Records from a data source
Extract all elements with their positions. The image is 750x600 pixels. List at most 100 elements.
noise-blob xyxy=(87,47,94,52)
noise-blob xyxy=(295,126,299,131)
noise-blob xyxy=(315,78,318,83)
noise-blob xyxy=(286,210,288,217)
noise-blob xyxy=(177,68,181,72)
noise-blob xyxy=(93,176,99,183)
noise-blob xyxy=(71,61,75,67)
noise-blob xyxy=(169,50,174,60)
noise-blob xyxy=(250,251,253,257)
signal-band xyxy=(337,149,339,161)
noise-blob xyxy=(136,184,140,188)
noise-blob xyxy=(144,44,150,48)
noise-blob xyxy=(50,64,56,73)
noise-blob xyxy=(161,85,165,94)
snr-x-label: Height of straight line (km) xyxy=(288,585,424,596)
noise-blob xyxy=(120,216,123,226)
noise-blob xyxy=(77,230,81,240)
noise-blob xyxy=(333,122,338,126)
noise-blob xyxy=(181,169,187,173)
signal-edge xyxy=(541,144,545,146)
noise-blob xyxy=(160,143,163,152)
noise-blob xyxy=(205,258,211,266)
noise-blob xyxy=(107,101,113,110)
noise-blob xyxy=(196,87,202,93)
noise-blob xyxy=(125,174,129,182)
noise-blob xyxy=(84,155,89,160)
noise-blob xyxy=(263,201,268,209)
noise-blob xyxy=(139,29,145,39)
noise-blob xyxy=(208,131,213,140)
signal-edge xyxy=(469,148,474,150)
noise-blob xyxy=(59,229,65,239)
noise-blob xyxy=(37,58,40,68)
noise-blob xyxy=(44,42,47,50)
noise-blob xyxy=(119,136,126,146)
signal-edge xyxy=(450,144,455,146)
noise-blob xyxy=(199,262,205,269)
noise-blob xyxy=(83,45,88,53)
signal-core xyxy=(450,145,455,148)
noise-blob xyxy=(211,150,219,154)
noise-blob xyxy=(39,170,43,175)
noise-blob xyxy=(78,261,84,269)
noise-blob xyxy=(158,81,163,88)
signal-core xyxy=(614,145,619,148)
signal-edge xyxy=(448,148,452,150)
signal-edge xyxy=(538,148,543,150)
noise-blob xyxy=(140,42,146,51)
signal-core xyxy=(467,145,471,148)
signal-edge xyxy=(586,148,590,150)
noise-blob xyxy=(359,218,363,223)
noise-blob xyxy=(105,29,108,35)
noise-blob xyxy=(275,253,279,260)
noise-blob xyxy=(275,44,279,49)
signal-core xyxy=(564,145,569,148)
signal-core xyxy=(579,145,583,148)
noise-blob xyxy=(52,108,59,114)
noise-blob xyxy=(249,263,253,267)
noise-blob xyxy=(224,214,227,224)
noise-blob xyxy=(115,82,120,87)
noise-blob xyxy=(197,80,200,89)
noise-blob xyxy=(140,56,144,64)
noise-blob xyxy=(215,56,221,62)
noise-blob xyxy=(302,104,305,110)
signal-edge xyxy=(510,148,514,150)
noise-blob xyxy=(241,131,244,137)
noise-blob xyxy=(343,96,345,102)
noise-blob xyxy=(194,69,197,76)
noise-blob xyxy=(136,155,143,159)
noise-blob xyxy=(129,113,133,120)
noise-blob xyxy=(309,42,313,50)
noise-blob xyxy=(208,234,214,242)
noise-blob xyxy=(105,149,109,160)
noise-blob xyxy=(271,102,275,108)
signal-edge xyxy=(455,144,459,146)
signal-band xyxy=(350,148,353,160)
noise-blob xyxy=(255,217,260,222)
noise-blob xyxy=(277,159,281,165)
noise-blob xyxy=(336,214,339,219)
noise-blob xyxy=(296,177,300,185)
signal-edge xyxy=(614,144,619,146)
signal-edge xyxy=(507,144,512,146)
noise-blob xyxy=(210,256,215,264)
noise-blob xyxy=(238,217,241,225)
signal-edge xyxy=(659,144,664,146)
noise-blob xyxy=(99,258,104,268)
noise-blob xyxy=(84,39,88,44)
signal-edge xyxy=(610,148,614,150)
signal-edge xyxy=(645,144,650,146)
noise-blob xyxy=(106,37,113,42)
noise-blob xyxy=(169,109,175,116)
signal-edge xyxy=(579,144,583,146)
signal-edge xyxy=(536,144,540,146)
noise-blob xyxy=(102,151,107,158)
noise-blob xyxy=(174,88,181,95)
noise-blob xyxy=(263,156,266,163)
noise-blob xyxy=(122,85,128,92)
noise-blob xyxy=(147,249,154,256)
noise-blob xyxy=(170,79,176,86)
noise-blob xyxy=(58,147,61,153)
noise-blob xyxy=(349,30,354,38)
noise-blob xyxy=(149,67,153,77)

■ REQUEST
Print every line of the data above again, word for word, with nothing changed or left out.

■ THE SOLUTION
Extract all elements with their positions. The image is 750x600 pixels. List at most 100 elements.
noise-blob xyxy=(87,47,94,52)
noise-blob xyxy=(295,126,299,131)
noise-blob xyxy=(315,78,318,83)
noise-blob xyxy=(286,210,288,217)
noise-blob xyxy=(177,68,181,72)
noise-blob xyxy=(93,176,99,183)
noise-blob xyxy=(71,61,75,67)
noise-blob xyxy=(169,50,174,60)
noise-blob xyxy=(250,251,253,257)
signal-band xyxy=(337,149,339,161)
noise-blob xyxy=(136,184,140,188)
noise-blob xyxy=(144,44,150,48)
noise-blob xyxy=(50,64,56,73)
noise-blob xyxy=(161,85,165,94)
snr-x-label: Height of straight line (km) xyxy=(288,585,424,596)
noise-blob xyxy=(120,216,123,226)
noise-blob xyxy=(77,230,81,240)
noise-blob xyxy=(333,122,338,126)
noise-blob xyxy=(181,169,187,173)
signal-edge xyxy=(541,144,545,146)
noise-blob xyxy=(160,143,163,152)
noise-blob xyxy=(205,258,211,266)
noise-blob xyxy=(107,101,113,110)
noise-blob xyxy=(196,87,202,93)
noise-blob xyxy=(125,174,129,182)
noise-blob xyxy=(84,155,89,160)
noise-blob xyxy=(263,201,268,209)
noise-blob xyxy=(139,29,145,39)
noise-blob xyxy=(208,131,213,140)
signal-edge xyxy=(469,148,474,150)
noise-blob xyxy=(59,229,65,239)
noise-blob xyxy=(37,58,40,68)
noise-blob xyxy=(44,42,47,50)
noise-blob xyxy=(119,136,126,146)
signal-edge xyxy=(450,144,455,146)
noise-blob xyxy=(199,262,205,269)
noise-blob xyxy=(83,45,88,53)
signal-core xyxy=(450,145,455,148)
noise-blob xyxy=(211,150,219,154)
noise-blob xyxy=(39,170,43,175)
noise-blob xyxy=(78,261,84,269)
noise-blob xyxy=(158,81,163,88)
signal-core xyxy=(614,145,619,148)
signal-edge xyxy=(448,148,452,150)
signal-edge xyxy=(538,148,543,150)
noise-blob xyxy=(140,42,146,51)
signal-core xyxy=(467,145,471,148)
signal-edge xyxy=(586,148,590,150)
noise-blob xyxy=(359,218,363,223)
noise-blob xyxy=(105,29,108,35)
noise-blob xyxy=(275,253,279,260)
noise-blob xyxy=(275,44,279,49)
signal-core xyxy=(564,145,569,148)
signal-core xyxy=(579,145,583,148)
noise-blob xyxy=(52,108,59,114)
noise-blob xyxy=(249,263,253,267)
noise-blob xyxy=(224,214,227,224)
noise-blob xyxy=(115,82,120,87)
noise-blob xyxy=(197,80,200,89)
noise-blob xyxy=(140,56,144,64)
noise-blob xyxy=(215,56,221,62)
noise-blob xyxy=(302,104,305,110)
signal-edge xyxy=(510,148,514,150)
noise-blob xyxy=(241,131,244,137)
noise-blob xyxy=(343,96,345,102)
noise-blob xyxy=(194,69,197,76)
noise-blob xyxy=(136,155,143,159)
noise-blob xyxy=(129,113,133,120)
noise-blob xyxy=(309,42,313,50)
noise-blob xyxy=(208,234,214,242)
noise-blob xyxy=(105,149,109,160)
noise-blob xyxy=(271,102,275,108)
signal-edge xyxy=(455,144,459,146)
signal-band xyxy=(350,148,353,160)
noise-blob xyxy=(255,217,260,222)
noise-blob xyxy=(277,159,281,165)
noise-blob xyxy=(336,214,339,219)
noise-blob xyxy=(296,177,300,185)
signal-edge xyxy=(614,144,619,146)
signal-edge xyxy=(507,144,512,146)
noise-blob xyxy=(210,256,215,264)
noise-blob xyxy=(238,217,241,225)
signal-edge xyxy=(659,144,664,146)
noise-blob xyxy=(99,258,104,268)
noise-blob xyxy=(84,39,88,44)
signal-edge xyxy=(610,148,614,150)
signal-edge xyxy=(645,144,650,146)
noise-blob xyxy=(106,37,113,42)
noise-blob xyxy=(169,109,175,116)
signal-edge xyxy=(579,144,583,146)
signal-edge xyxy=(536,144,540,146)
noise-blob xyxy=(102,151,107,158)
noise-blob xyxy=(174,88,181,95)
noise-blob xyxy=(263,156,266,163)
noise-blob xyxy=(122,85,128,92)
noise-blob xyxy=(147,249,154,256)
noise-blob xyxy=(170,79,176,86)
noise-blob xyxy=(58,147,61,153)
noise-blob xyxy=(349,30,354,38)
noise-blob xyxy=(149,67,153,77)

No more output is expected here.